• WORK TO BE COMPLETED
Would you pull out every line of the material that contains the string "this"?

[BEGIN RECORDS PROVIDED]

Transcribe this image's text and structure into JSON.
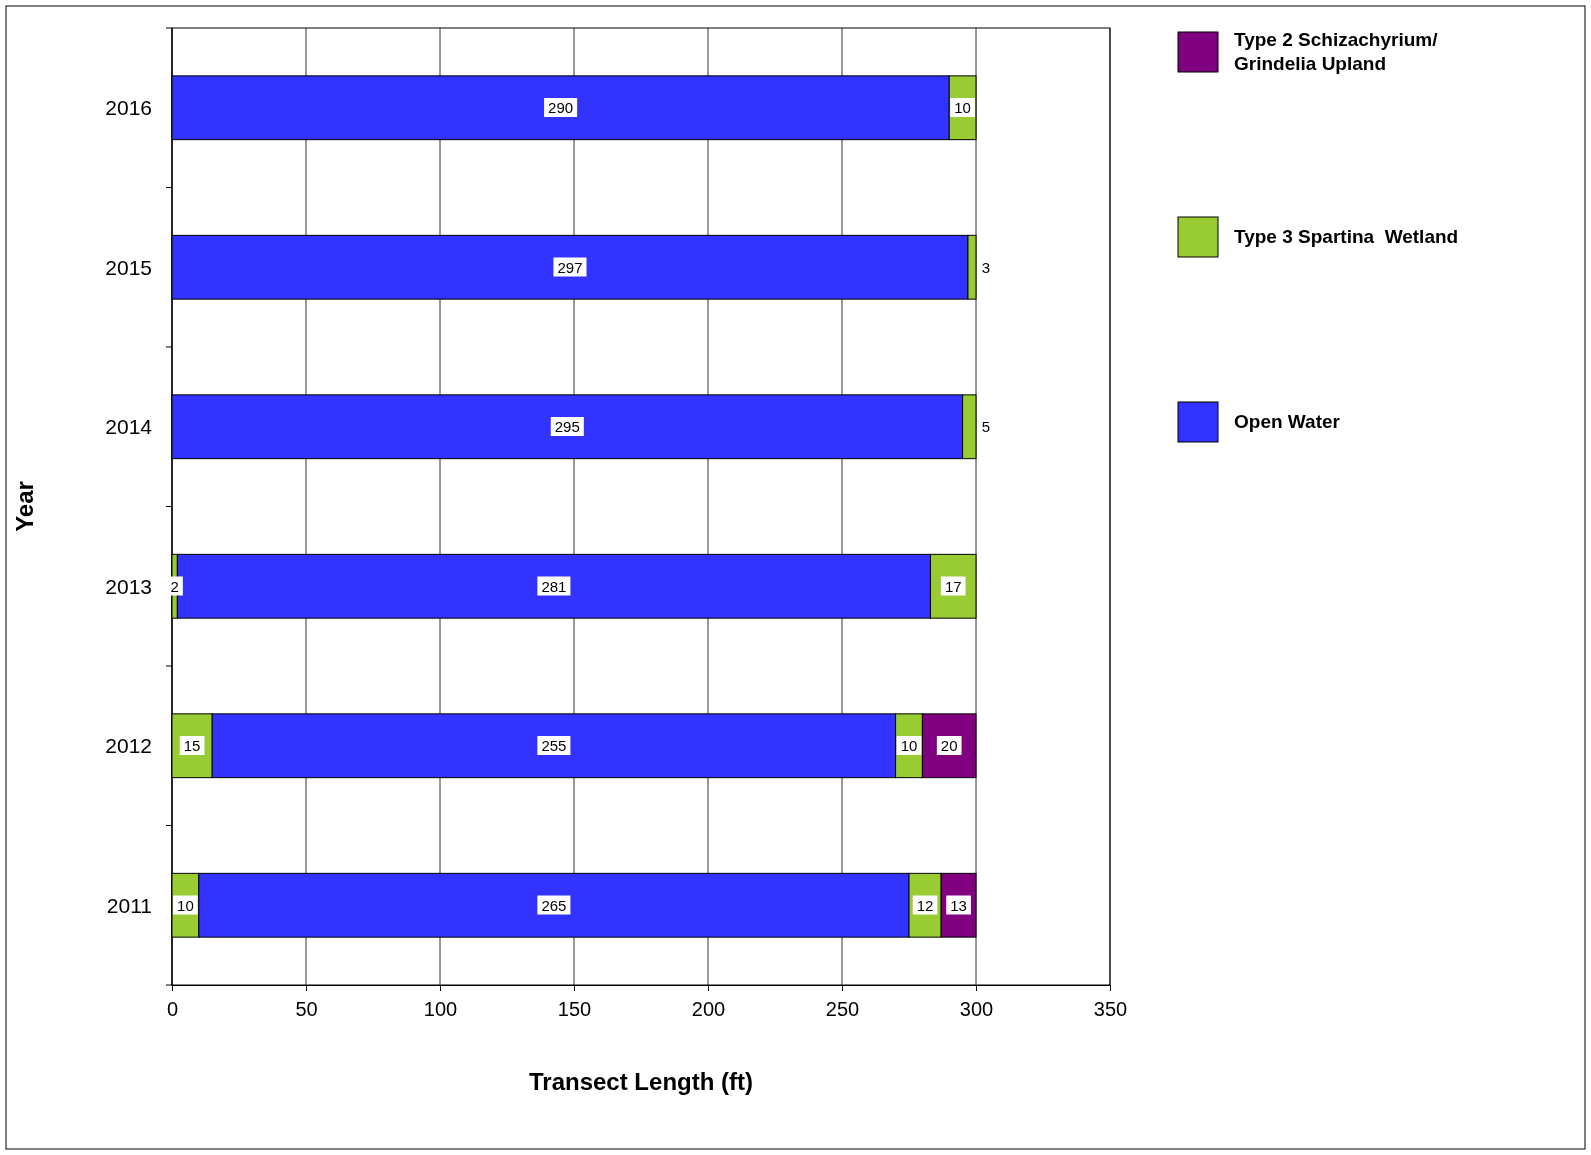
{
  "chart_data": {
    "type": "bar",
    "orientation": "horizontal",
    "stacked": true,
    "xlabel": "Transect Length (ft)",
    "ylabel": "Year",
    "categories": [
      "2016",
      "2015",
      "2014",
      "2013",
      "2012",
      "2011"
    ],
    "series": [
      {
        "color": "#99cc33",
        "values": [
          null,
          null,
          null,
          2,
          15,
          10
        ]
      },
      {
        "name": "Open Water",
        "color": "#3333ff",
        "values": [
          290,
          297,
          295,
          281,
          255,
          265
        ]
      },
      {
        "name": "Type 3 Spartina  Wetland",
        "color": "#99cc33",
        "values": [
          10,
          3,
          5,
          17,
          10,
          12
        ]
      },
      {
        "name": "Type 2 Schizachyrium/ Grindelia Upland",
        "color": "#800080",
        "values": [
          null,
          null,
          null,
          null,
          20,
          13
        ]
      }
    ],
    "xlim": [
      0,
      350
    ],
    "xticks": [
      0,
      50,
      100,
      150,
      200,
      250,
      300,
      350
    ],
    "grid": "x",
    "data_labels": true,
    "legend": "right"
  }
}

[END RECORDS PROVIDED]
[BEGIN RECORDS PROVIDED]

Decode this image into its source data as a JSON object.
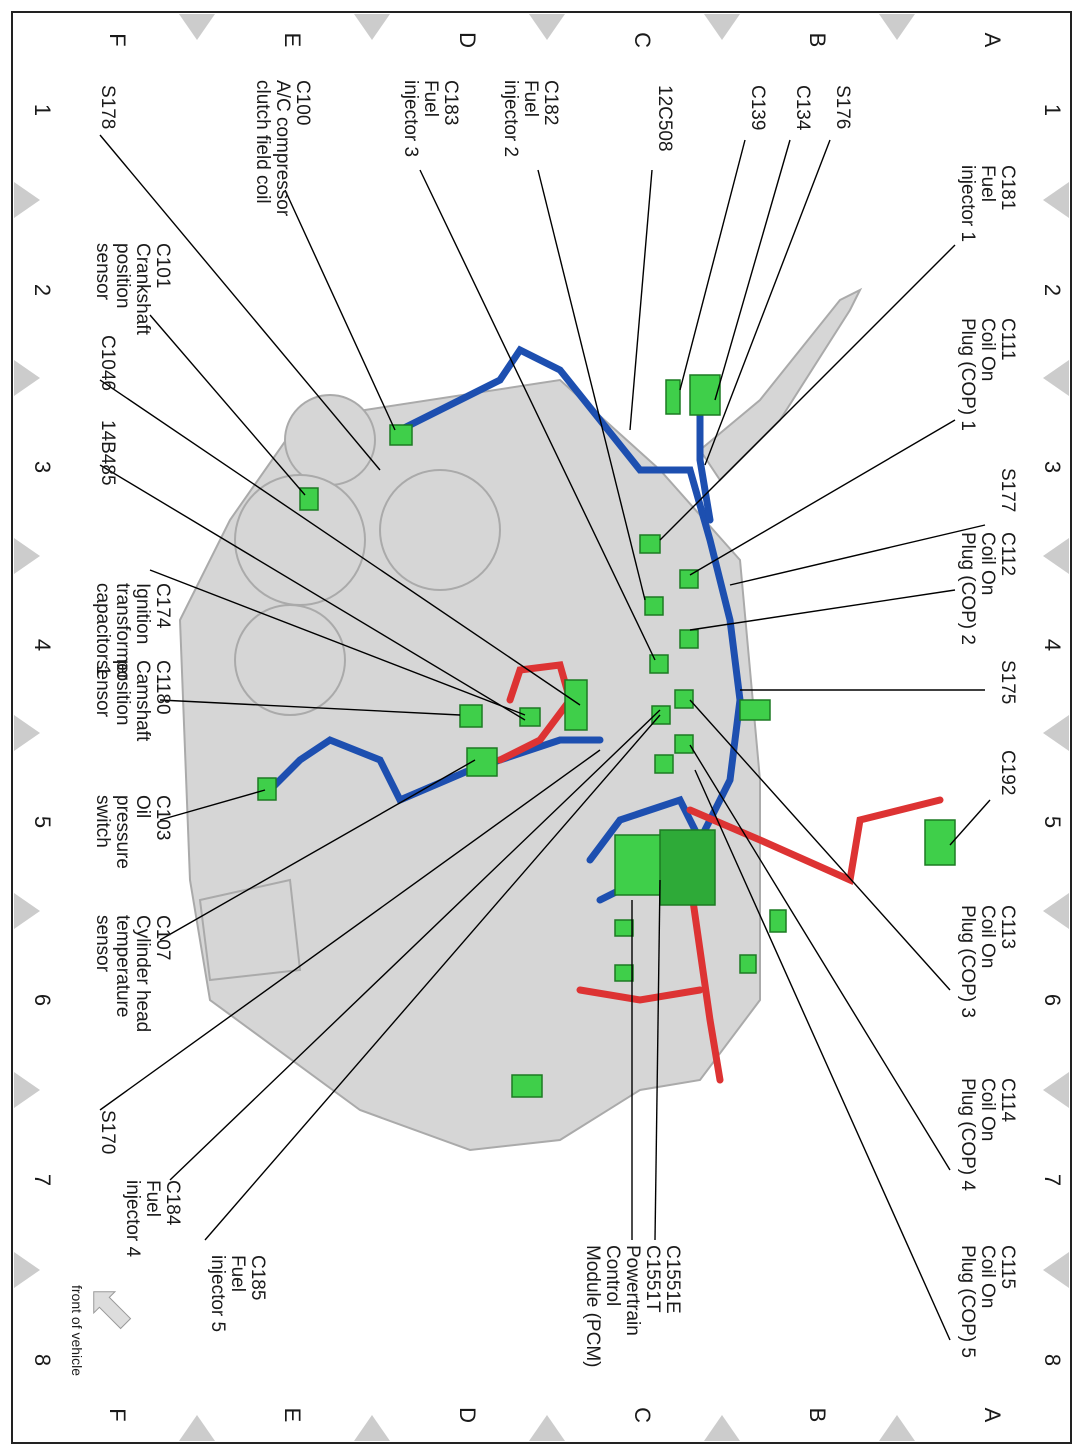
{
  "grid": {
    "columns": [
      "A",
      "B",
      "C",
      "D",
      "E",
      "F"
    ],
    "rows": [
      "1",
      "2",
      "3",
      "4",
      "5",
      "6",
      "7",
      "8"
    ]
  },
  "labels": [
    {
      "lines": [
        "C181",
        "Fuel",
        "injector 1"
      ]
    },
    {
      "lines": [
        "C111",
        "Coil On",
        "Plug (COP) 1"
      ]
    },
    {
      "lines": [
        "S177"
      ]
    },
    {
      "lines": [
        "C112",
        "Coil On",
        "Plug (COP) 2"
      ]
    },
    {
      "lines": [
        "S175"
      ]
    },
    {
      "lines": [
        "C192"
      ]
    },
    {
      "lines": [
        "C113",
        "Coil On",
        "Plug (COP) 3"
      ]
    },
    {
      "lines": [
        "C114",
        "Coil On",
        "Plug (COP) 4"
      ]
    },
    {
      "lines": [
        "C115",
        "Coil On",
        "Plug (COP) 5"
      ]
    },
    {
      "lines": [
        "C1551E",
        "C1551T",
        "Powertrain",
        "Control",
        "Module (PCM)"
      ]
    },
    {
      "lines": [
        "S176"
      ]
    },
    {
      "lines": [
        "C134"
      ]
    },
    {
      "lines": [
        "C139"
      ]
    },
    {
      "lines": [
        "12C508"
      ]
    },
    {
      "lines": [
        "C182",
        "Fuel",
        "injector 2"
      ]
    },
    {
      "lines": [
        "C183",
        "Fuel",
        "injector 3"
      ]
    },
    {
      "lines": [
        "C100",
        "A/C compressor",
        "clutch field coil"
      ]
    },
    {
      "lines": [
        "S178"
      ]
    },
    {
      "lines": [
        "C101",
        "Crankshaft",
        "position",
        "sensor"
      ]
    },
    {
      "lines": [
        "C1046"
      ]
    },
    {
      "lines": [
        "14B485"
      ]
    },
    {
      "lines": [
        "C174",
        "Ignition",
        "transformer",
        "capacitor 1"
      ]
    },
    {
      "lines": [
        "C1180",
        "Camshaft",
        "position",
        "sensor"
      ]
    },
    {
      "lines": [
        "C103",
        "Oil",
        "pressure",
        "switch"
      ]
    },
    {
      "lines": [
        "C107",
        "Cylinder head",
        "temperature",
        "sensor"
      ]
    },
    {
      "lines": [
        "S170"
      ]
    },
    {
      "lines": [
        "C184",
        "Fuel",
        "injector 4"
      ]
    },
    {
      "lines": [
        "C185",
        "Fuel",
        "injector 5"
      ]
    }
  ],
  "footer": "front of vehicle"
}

[END RECORDS PROVIDED]

• THE COMPLETED TASK
Transcribe this image's text and structure into JSON.
Decode this image into its source data as a JSON object.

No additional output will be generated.